If a line below includes the string "cross", copy it.

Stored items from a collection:

+-------+

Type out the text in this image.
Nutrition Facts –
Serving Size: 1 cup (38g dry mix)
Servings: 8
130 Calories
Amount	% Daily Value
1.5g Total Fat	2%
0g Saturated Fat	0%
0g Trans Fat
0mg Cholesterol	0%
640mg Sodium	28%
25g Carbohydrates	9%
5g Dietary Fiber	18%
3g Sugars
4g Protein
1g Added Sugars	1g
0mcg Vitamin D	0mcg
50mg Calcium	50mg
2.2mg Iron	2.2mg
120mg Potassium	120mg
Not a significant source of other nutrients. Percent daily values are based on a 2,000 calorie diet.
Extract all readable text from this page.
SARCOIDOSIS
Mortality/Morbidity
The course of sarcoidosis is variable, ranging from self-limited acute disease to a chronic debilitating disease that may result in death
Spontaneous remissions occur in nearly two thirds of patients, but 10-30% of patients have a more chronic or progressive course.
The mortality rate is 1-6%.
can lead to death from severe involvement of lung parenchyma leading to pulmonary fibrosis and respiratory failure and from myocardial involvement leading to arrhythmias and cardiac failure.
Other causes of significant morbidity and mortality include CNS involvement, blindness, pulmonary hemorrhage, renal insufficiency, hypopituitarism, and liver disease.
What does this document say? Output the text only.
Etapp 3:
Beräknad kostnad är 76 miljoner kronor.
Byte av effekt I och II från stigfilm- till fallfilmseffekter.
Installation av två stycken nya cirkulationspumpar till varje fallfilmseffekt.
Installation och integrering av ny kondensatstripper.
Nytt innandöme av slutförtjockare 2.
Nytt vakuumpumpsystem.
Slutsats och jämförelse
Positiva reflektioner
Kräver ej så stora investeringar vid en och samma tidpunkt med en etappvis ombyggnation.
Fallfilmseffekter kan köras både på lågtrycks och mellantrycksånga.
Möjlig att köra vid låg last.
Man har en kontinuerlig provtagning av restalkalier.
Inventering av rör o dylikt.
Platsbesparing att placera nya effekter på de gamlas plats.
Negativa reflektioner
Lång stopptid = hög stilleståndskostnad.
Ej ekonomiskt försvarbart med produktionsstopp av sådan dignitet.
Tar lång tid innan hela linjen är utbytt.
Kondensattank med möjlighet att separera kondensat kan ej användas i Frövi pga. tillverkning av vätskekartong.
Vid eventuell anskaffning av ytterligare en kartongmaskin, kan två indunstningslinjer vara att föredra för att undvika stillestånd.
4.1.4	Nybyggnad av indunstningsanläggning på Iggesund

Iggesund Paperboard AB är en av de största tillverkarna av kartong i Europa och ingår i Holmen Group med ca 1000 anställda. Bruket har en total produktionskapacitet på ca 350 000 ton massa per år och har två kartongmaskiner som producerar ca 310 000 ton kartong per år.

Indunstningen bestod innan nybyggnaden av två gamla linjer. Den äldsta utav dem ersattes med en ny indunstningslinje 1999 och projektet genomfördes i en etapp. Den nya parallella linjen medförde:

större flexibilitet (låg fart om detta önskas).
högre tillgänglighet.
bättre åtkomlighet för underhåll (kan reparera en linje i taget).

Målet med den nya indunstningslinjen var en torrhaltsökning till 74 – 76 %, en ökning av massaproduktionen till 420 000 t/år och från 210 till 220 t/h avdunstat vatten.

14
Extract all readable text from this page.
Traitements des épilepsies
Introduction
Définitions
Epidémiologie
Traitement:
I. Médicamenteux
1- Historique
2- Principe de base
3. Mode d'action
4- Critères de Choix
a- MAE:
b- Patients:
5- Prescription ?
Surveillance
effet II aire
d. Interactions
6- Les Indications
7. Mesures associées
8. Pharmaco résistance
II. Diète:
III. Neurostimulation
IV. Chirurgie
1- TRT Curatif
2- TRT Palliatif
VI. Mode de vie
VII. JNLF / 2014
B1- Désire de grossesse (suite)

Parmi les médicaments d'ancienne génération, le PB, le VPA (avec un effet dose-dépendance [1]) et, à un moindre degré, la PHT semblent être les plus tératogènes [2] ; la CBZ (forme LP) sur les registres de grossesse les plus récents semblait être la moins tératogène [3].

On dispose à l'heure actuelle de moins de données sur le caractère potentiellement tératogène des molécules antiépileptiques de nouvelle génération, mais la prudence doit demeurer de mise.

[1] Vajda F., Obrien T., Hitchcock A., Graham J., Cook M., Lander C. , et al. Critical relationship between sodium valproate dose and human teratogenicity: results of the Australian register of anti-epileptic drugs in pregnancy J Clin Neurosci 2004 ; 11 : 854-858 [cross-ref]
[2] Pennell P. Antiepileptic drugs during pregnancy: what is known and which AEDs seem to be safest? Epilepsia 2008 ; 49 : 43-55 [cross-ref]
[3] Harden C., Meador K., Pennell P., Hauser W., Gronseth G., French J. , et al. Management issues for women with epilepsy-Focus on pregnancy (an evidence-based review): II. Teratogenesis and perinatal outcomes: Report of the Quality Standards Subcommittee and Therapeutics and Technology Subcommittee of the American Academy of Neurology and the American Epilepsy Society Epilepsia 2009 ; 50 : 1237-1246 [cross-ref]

+-------+

▶ [Result of this exercise]:
[1] Vajda F., Obrien T., Hitchcock A., Graham J., Cook M., Lander C. , et al. Critical relationship between sodium valproate dose and human teratogenicity: results of the Australian register of anti-epileptic drugs in pregnancy J Clin Neurosci 2004 ; 11 : 854-858 [cross-ref]
[2] Pennell P. Antiepileptic drugs during pregnancy: what is known and which AEDs seem to be safest? Epilepsia 2008 ; 49 : 43-55 [cross-ref]
[3] Harden C., Meador K., Pennell P., Hauser W., Gronseth G., French J. , et al. Management issues for women with epilepsy-Focus on pregnancy (an evidence-based review): II. Teratogenesis and perinatal outcomes: Report of the Quality Standards Subcommittee and Therapeutics and Technology Subcommittee of the American Academy of Neurology and the American Epilepsy Society Epilepsia 2009 ; 50 : 1237-1246 [cross-ref]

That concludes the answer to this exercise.